What to produce:
Review the material line by line. Identify and copy every line that contains the string "Settings".

Dataset content:
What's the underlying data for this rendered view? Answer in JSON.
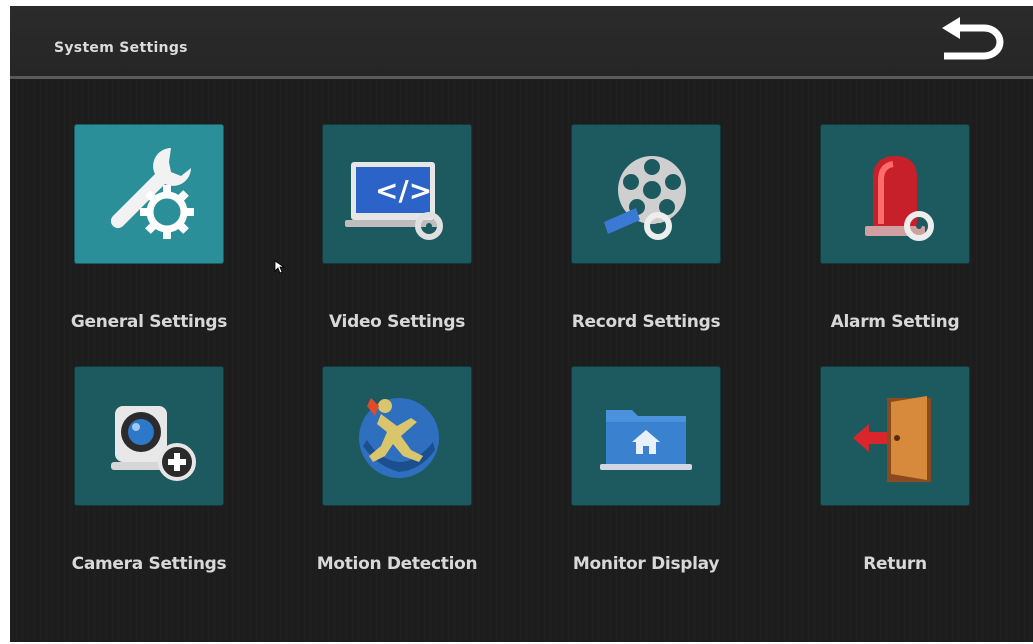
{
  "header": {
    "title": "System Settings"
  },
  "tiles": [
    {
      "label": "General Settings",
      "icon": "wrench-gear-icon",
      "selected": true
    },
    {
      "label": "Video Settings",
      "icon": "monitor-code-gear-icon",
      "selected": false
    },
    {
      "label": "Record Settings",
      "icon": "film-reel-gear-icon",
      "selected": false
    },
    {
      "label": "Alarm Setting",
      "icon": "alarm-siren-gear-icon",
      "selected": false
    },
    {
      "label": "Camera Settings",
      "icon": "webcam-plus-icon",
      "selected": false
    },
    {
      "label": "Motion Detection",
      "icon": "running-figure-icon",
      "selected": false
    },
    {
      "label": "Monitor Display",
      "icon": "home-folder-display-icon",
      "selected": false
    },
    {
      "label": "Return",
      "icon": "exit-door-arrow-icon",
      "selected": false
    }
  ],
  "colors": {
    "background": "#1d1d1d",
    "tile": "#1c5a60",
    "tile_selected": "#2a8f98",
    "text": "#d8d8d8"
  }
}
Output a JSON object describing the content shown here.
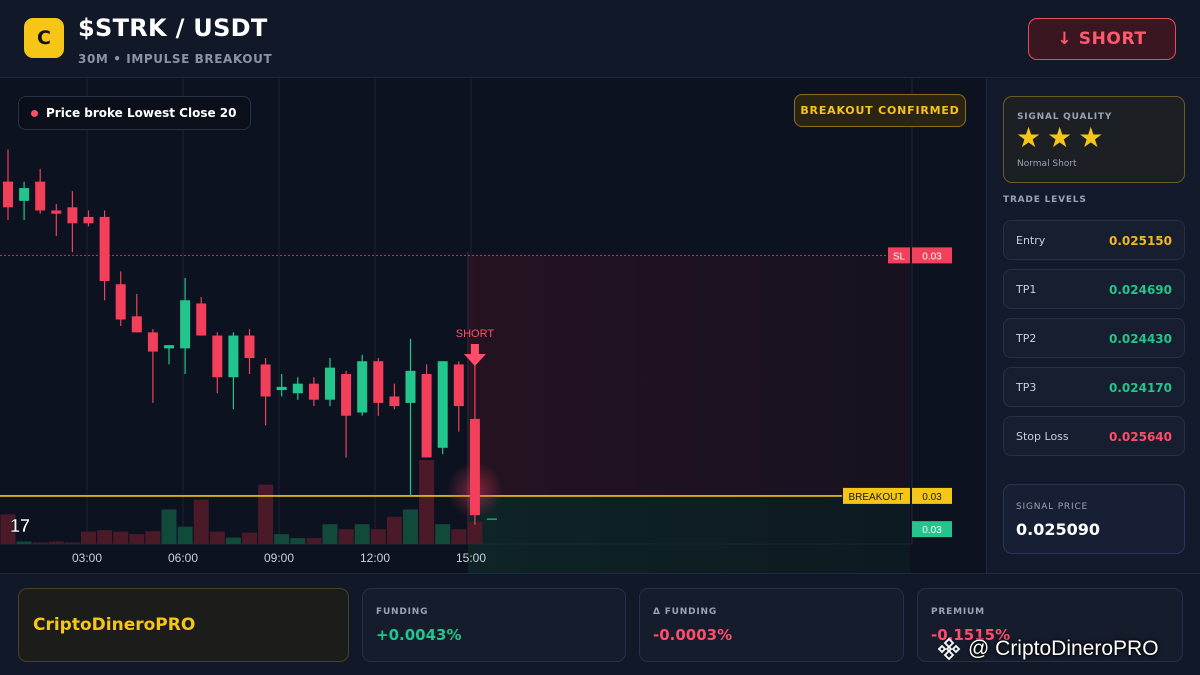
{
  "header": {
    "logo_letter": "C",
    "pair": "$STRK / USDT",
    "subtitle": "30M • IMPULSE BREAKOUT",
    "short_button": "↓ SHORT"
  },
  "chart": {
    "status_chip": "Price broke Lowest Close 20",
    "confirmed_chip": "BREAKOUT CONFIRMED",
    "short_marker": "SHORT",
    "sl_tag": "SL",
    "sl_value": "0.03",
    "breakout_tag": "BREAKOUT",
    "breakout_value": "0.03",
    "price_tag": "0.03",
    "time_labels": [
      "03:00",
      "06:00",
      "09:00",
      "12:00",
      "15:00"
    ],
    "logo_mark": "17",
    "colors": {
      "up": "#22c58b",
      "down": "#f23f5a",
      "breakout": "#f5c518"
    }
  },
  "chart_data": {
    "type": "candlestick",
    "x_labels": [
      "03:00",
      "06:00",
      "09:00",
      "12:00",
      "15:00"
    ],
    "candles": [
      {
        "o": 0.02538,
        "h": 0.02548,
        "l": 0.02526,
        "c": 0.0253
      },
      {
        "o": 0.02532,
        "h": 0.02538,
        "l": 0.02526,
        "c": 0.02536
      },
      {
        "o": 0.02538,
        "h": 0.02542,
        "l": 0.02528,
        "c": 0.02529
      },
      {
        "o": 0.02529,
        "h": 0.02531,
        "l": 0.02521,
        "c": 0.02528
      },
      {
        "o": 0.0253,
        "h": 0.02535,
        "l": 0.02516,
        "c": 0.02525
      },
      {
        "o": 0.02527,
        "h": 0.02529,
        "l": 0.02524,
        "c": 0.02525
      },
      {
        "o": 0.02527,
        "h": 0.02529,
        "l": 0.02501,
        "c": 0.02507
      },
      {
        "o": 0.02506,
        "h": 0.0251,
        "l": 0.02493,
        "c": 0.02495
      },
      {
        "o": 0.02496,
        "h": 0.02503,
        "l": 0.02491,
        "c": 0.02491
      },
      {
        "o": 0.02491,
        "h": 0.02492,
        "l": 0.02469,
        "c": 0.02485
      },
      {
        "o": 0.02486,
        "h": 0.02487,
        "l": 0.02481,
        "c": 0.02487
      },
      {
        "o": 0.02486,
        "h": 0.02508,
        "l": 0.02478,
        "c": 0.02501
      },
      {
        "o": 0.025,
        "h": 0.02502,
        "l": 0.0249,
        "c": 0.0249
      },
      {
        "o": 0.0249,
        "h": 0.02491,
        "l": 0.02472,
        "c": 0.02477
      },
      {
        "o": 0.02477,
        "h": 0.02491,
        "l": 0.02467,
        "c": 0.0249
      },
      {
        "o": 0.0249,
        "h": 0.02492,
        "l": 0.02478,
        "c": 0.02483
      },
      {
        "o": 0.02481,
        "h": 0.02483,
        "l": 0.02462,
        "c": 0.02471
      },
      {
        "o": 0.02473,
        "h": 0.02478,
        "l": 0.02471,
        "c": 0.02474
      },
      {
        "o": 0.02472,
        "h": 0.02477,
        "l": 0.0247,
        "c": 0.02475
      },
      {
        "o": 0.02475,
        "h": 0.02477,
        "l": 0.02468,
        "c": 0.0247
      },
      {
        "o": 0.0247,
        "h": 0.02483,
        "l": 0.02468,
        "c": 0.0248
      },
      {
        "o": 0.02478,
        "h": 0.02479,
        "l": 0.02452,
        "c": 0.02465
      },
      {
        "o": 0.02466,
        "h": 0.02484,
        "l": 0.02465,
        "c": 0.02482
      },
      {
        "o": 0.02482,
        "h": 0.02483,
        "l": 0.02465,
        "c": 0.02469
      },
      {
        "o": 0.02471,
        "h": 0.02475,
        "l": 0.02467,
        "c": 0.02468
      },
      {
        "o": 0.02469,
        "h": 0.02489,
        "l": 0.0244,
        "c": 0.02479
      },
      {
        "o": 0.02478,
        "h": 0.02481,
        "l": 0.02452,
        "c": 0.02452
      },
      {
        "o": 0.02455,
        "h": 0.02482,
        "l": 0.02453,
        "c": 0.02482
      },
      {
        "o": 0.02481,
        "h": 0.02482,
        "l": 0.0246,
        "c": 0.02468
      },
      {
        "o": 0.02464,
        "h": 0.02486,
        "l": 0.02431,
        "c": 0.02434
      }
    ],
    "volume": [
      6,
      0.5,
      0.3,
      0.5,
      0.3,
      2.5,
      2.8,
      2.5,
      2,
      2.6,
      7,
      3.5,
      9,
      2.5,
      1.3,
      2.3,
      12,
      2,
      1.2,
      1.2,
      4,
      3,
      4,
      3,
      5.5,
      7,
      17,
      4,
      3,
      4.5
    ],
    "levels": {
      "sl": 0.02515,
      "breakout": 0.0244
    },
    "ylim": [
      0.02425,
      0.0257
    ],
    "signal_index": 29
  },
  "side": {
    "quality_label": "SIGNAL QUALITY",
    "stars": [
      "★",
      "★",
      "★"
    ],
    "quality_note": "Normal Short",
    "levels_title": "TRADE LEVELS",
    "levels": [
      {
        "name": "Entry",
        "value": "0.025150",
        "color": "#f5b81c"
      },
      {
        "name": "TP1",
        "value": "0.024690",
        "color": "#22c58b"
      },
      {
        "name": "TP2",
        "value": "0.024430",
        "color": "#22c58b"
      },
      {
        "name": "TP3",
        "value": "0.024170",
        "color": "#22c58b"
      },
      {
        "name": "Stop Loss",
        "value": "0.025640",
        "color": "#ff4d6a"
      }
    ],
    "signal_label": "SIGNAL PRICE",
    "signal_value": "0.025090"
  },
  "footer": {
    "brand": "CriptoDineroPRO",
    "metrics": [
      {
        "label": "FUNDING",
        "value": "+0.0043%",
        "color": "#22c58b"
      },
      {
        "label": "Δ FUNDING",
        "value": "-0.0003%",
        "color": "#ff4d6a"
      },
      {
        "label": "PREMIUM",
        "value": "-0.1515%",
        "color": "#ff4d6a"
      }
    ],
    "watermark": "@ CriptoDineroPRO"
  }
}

Result below:
    "title": "System Settings"
      "label": "General Settings",
      "label": "Video Settings",
      "label": "Record Settings",
      "label": "Camera Settings",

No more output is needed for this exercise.